◆ What is asked:
Gather all lines in the entries below that include the word "TIPO".
# Start of Input
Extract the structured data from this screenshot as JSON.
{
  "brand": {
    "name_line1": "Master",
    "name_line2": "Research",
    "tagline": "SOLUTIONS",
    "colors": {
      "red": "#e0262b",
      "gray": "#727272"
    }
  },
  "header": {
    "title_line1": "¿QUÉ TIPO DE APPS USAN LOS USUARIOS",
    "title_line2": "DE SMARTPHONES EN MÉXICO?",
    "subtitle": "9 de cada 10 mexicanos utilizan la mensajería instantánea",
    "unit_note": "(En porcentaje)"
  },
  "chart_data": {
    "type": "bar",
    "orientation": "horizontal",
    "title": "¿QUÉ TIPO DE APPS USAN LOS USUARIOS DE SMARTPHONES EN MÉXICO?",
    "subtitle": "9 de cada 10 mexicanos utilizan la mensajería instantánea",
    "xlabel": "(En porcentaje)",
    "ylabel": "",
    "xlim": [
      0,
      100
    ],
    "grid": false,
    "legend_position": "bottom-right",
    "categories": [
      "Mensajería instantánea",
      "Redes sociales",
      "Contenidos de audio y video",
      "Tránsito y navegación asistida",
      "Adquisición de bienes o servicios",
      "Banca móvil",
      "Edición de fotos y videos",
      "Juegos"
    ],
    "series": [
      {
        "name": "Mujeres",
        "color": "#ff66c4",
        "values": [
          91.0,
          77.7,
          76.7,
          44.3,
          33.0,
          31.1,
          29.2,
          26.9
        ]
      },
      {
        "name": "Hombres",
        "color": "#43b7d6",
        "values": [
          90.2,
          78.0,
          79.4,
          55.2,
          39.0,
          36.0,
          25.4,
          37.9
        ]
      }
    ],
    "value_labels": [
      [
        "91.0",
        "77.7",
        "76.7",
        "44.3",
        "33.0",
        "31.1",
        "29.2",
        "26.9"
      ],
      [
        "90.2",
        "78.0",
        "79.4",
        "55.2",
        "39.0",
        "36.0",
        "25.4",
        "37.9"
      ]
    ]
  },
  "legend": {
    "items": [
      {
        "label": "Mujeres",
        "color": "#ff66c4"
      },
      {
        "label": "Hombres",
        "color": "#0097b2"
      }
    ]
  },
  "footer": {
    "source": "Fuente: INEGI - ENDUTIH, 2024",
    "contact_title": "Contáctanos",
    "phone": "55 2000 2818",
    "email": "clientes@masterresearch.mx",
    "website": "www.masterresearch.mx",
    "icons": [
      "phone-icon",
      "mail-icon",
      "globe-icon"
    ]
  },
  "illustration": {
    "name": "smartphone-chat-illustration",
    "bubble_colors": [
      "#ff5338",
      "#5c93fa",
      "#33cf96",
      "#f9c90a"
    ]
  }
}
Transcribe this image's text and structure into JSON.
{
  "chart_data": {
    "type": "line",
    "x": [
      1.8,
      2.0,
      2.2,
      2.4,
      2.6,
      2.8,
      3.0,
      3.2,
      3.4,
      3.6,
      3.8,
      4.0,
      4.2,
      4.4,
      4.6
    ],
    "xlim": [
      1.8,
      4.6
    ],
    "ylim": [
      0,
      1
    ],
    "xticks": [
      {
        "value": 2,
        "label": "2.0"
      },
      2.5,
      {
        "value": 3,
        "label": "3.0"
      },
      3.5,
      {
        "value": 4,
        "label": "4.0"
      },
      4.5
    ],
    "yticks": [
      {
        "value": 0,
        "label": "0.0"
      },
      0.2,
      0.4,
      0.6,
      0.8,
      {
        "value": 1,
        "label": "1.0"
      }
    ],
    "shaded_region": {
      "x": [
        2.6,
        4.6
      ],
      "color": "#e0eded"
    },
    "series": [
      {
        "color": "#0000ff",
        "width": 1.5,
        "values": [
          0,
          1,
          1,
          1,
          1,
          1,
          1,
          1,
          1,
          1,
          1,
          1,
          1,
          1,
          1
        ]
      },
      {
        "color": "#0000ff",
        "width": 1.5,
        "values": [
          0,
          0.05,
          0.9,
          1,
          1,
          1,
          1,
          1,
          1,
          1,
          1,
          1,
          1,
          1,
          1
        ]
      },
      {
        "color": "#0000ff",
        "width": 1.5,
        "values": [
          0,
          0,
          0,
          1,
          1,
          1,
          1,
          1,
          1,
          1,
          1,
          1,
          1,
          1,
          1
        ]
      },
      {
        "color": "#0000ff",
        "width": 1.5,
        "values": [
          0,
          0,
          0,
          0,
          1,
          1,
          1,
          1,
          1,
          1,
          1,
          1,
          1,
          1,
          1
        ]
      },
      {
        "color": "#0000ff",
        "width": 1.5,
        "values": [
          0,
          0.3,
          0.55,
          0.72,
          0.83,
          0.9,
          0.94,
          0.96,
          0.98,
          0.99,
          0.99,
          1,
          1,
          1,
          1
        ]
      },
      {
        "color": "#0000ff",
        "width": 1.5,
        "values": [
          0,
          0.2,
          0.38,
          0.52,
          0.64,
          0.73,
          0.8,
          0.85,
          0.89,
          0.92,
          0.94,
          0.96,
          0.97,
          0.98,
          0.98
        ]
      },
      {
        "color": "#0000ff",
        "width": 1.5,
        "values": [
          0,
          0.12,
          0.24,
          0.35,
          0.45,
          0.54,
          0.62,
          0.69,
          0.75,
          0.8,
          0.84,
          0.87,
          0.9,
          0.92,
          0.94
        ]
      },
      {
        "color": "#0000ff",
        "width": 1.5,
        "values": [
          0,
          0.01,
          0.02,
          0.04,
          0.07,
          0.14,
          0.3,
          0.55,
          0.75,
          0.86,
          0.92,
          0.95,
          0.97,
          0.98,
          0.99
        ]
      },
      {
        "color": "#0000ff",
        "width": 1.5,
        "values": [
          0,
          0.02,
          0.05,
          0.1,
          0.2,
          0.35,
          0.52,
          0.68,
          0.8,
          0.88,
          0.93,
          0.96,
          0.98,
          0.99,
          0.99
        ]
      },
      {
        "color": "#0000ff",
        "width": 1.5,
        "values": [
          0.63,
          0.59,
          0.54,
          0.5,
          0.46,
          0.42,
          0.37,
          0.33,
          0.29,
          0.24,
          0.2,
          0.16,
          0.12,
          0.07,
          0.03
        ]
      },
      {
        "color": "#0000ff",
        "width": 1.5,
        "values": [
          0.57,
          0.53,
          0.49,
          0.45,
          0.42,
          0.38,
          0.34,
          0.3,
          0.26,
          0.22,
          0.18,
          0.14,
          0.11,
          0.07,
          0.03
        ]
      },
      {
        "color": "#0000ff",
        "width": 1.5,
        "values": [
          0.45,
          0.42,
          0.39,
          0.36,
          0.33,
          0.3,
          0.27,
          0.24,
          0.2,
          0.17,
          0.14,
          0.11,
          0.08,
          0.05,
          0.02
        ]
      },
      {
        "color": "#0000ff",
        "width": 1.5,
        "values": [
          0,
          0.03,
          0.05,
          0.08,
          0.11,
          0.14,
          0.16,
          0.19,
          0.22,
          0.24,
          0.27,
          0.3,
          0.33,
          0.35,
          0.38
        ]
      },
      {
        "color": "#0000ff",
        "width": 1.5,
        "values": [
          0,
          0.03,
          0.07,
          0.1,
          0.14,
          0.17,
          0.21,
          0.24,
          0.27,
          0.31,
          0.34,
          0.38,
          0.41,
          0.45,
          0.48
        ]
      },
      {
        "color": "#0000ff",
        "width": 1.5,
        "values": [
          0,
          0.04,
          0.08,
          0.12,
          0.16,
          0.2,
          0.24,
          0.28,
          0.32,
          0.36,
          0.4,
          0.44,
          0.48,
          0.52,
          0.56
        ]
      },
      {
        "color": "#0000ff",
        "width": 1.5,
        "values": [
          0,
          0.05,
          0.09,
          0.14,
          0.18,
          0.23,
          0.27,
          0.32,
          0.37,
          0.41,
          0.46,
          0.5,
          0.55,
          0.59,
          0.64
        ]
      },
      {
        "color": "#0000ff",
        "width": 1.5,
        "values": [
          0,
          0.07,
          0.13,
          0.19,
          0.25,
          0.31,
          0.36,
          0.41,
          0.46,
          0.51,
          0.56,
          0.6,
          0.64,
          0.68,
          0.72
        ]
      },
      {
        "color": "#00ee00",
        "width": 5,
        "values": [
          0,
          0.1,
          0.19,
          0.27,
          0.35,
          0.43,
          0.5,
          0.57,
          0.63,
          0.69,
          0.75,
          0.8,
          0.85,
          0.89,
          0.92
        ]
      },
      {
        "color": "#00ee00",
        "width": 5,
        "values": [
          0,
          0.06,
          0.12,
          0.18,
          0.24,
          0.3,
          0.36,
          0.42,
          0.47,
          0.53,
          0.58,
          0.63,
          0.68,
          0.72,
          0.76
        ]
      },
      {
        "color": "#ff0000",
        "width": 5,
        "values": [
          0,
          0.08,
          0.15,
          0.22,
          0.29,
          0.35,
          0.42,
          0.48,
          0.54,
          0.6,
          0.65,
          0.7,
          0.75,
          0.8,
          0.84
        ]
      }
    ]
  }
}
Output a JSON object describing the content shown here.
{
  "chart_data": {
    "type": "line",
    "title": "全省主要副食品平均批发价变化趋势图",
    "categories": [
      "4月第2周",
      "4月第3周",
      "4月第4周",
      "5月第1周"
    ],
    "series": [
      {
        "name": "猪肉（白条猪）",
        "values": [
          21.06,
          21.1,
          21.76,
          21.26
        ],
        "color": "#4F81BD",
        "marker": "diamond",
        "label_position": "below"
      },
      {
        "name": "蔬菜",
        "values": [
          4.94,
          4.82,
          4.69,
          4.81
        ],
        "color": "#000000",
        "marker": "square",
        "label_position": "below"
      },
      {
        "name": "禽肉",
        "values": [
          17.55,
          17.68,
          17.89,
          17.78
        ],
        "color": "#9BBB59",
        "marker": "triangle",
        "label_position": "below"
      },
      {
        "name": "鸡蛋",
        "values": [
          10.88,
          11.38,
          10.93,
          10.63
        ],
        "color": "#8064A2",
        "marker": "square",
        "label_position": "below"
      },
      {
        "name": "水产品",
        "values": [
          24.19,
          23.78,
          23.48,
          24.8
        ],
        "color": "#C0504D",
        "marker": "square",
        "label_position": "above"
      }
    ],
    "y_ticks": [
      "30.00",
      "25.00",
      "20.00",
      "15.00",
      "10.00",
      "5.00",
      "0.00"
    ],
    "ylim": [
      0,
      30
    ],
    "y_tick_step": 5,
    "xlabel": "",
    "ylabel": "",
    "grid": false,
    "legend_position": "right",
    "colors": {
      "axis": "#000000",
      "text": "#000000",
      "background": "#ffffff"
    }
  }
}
# End of Input
◆ Finished exercise:
    "title_line1": "¿QUÉ TIPO DE APPS USAN LOS USUARIOS",
    "title": "¿QUÉ TIPO DE APPS USAN LOS USUARIOS DE SMARTPHONES EN MÉXICO?",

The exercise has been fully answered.